Scan the records below. List lines holding "often".

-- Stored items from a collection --
= = = = =
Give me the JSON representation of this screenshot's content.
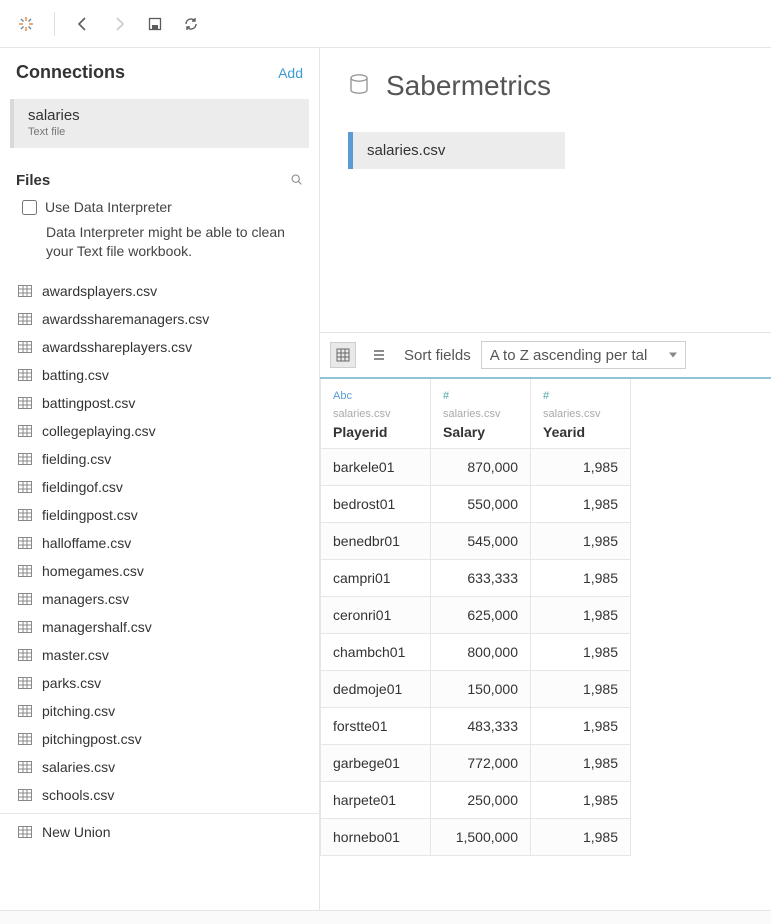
{
  "datasource": {
    "name": "Sabermetrics"
  },
  "sidebar": {
    "heading": "Connections",
    "add_label": "Add",
    "connection": {
      "name": "salaries",
      "type": "Text file"
    },
    "files_heading": "Files",
    "use_interpreter_label": "Use Data Interpreter",
    "interpreter_hint": "Data Interpreter might be able to clean your Text file workbook.",
    "files": [
      "awardsplayers.csv",
      "awardssharemanagers.csv",
      "awardsshareplayers.csv",
      "batting.csv",
      "battingpost.csv",
      "collegeplaying.csv",
      "fielding.csv",
      "fieldingof.csv",
      "fieldingpost.csv",
      "halloffame.csv",
      "homegames.csv",
      "managers.csv",
      "managershalf.csv",
      "master.csv",
      "parks.csv",
      "pitching.csv",
      "pitchingpost.csv",
      "salaries.csv",
      "schools.csv"
    ],
    "new_union_label": "New Union"
  },
  "canvas": {
    "table_pill": "salaries.csv",
    "sort_label": "Sort fields",
    "sort_value": "A to Z ascending per tal"
  },
  "grid": {
    "columns": [
      {
        "type": "Abc",
        "src": "salaries.csv",
        "name": "Playerid",
        "numeric": false
      },
      {
        "type": "#",
        "src": "salaries.csv",
        "name": "Salary",
        "numeric": true
      },
      {
        "type": "#",
        "src": "salaries.csv",
        "name": "Yearid",
        "numeric": true
      }
    ],
    "rows": [
      [
        "barkele01",
        "870,000",
        "1,985"
      ],
      [
        "bedrost01",
        "550,000",
        "1,985"
      ],
      [
        "benedbr01",
        "545,000",
        "1,985"
      ],
      [
        "campri01",
        "633,333",
        "1,985"
      ],
      [
        "ceronri01",
        "625,000",
        "1,985"
      ],
      [
        "chambch01",
        "800,000",
        "1,985"
      ],
      [
        "dedmoje01",
        "150,000",
        "1,985"
      ],
      [
        "forstte01",
        "483,333",
        "1,985"
      ],
      [
        "garbege01",
        "772,000",
        "1,985"
      ],
      [
        "harpete01",
        "250,000",
        "1,985"
      ],
      [
        "hornebo01",
        "1,500,000",
        "1,985"
      ]
    ]
  }
}
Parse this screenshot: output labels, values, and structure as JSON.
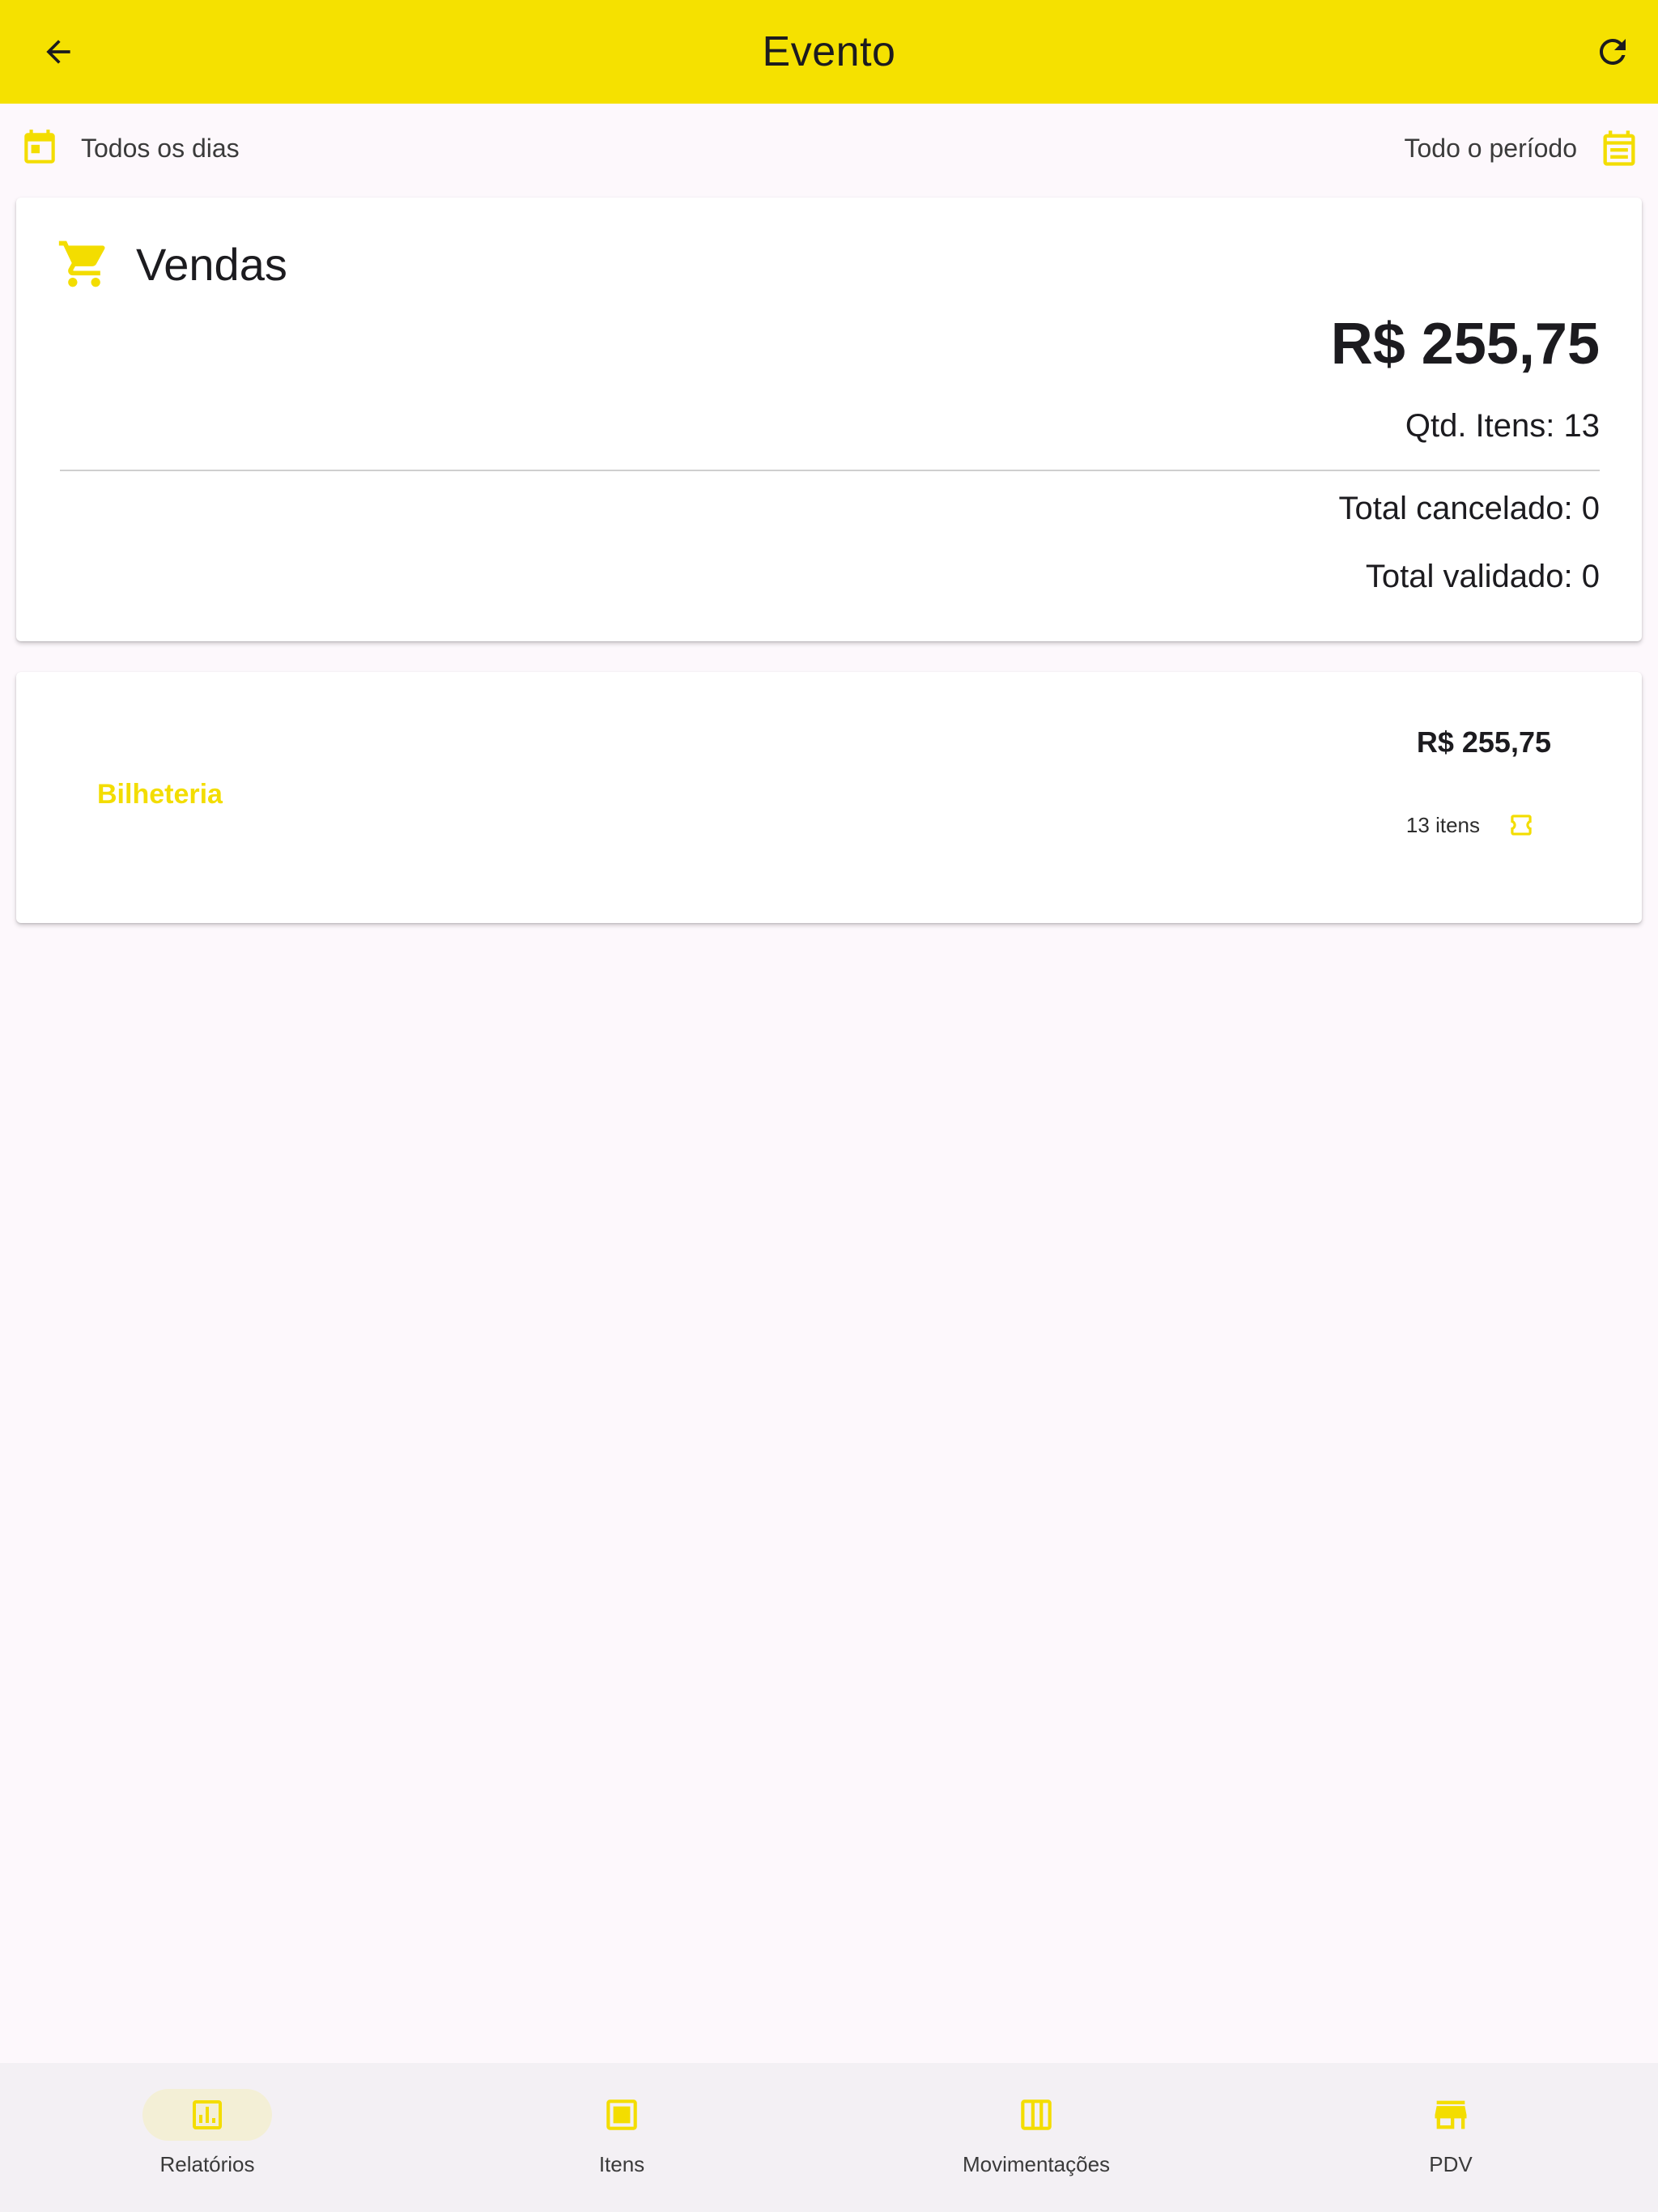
{
  "colors": {
    "accent": "#f5e100",
    "background": "#fdf8fc",
    "nav_background": "#f3f0f4"
  },
  "appbar": {
    "title": "Evento",
    "back_icon": "arrow-left-icon",
    "refresh_icon": "refresh-icon"
  },
  "filters": {
    "days": {
      "label": "Todos os dias",
      "icon": "calendar-today-icon"
    },
    "period": {
      "label": "Todo o período",
      "icon": "calendar-month-icon"
    }
  },
  "sales": {
    "title": "Vendas",
    "icon": "shopping-cart-icon",
    "total": "R$ 255,75",
    "qty": "Qtd. Itens: 13",
    "cancelled": "Total cancelado: 0",
    "validated": "Total validado: 0"
  },
  "channels": [
    {
      "name": "Bilheteria",
      "amount": "R$ 255,75",
      "items": "13 itens",
      "icon": "ticket-icon"
    }
  ],
  "nav": [
    {
      "label": "Relatórios",
      "icon": "chart-icon",
      "active": true
    },
    {
      "label": "Itens",
      "icon": "item-box-icon",
      "active": false
    },
    {
      "label": "Movimentações",
      "icon": "columns-icon",
      "active": false
    },
    {
      "label": "PDV",
      "icon": "store-icon",
      "active": false
    }
  ]
}
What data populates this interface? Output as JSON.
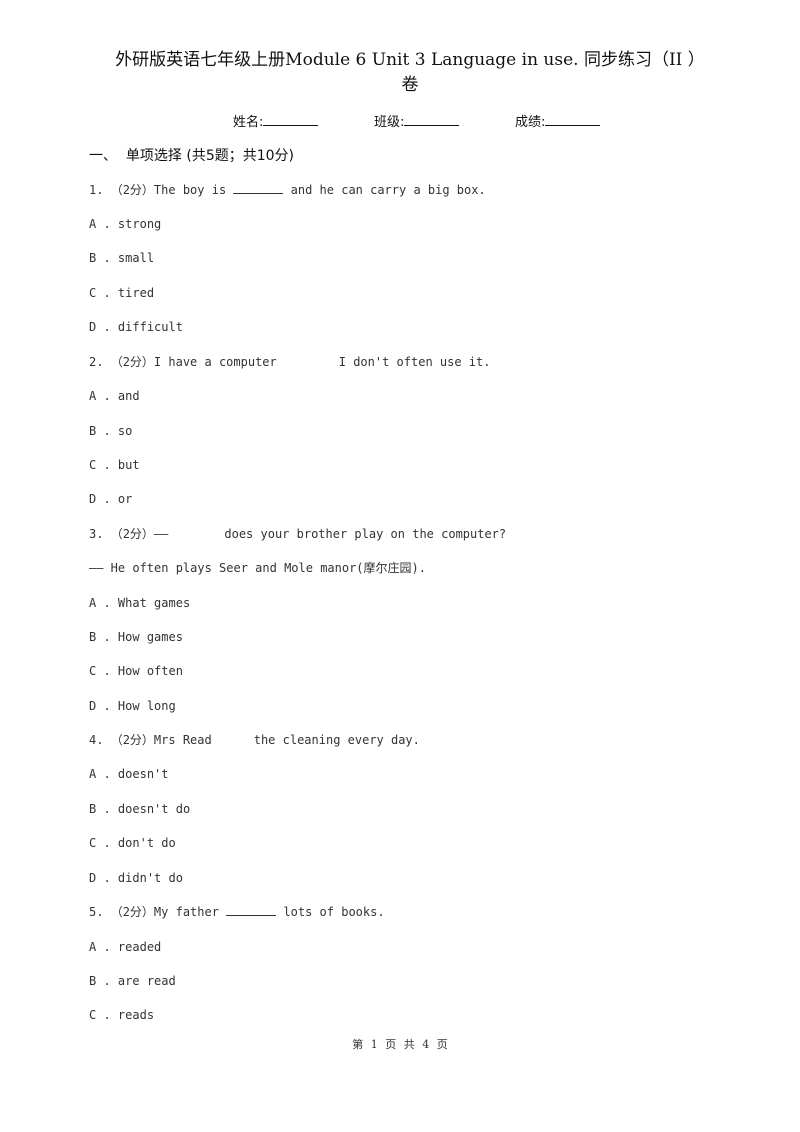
{
  "document": {
    "title_line1": "外研版英语七年级上册Module 6 Unit 3 Language in use. 同步练习（II ）",
    "title_line2": "卷",
    "info": {
      "name_label": "姓名:",
      "class_label": "班级:",
      "score_label": "成绩:"
    },
    "section": {
      "number": "一、",
      "title": "单项选择",
      "summary": "(共5题；共10分)"
    },
    "questions": [
      {
        "number": "1.",
        "points": "（2分）",
        "text_before": "The boy is",
        "text_after": "and he can carry a big box.",
        "options": [
          {
            "letter": "A .",
            "text": "strong"
          },
          {
            "letter": "B .",
            "text": "small"
          },
          {
            "letter": "C .",
            "text": "tired"
          },
          {
            "letter": "D .",
            "text": "difficult"
          }
        ]
      },
      {
        "number": "2.",
        "points": "（2分）",
        "text_before": "I have a computer",
        "text_after": "I don't often use it.",
        "options": [
          {
            "letter": "A .",
            "text": "and"
          },
          {
            "letter": "B .",
            "text": "so"
          },
          {
            "letter": "C .",
            "text": "but"
          },
          {
            "letter": "D .",
            "text": "or"
          }
        ]
      },
      {
        "number": "3.",
        "points": "（2分）",
        "text_before": "——",
        "text_after": "does your brother play on the computer?",
        "second_line": "—— He often plays Seer and Mole manor(摩尔庄园).",
        "options": [
          {
            "letter": "A .",
            "text": "What games"
          },
          {
            "letter": "B .",
            "text": "How games"
          },
          {
            "letter": "C .",
            "text": "How often"
          },
          {
            "letter": "D .",
            "text": "How long"
          }
        ]
      },
      {
        "number": "4.",
        "points": "（2分）",
        "text_before": "Mrs Read",
        "text_after": "the cleaning every day.",
        "options": [
          {
            "letter": "A .",
            "text": "doesn't"
          },
          {
            "letter": "B .",
            "text": "doesn't do"
          },
          {
            "letter": "C .",
            "text": "don't do"
          },
          {
            "letter": "D .",
            "text": "didn't do"
          }
        ]
      },
      {
        "number": "5.",
        "points": "（2分）",
        "text_before": "My father",
        "text_after": "lots of books.",
        "options": [
          {
            "letter": "A .",
            "text": "readed"
          },
          {
            "letter": "B .",
            "text": "are read"
          },
          {
            "letter": "C .",
            "text": "reads"
          }
        ]
      }
    ],
    "footer": "第 1 页 共 4 页"
  }
}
= = = = =
-- TASK RESULT --
        "text_after": "I don't often use it.",
        "second_line": "—— He often plays Seer and Mole manor(摩尔庄园).",
            "text": "How often"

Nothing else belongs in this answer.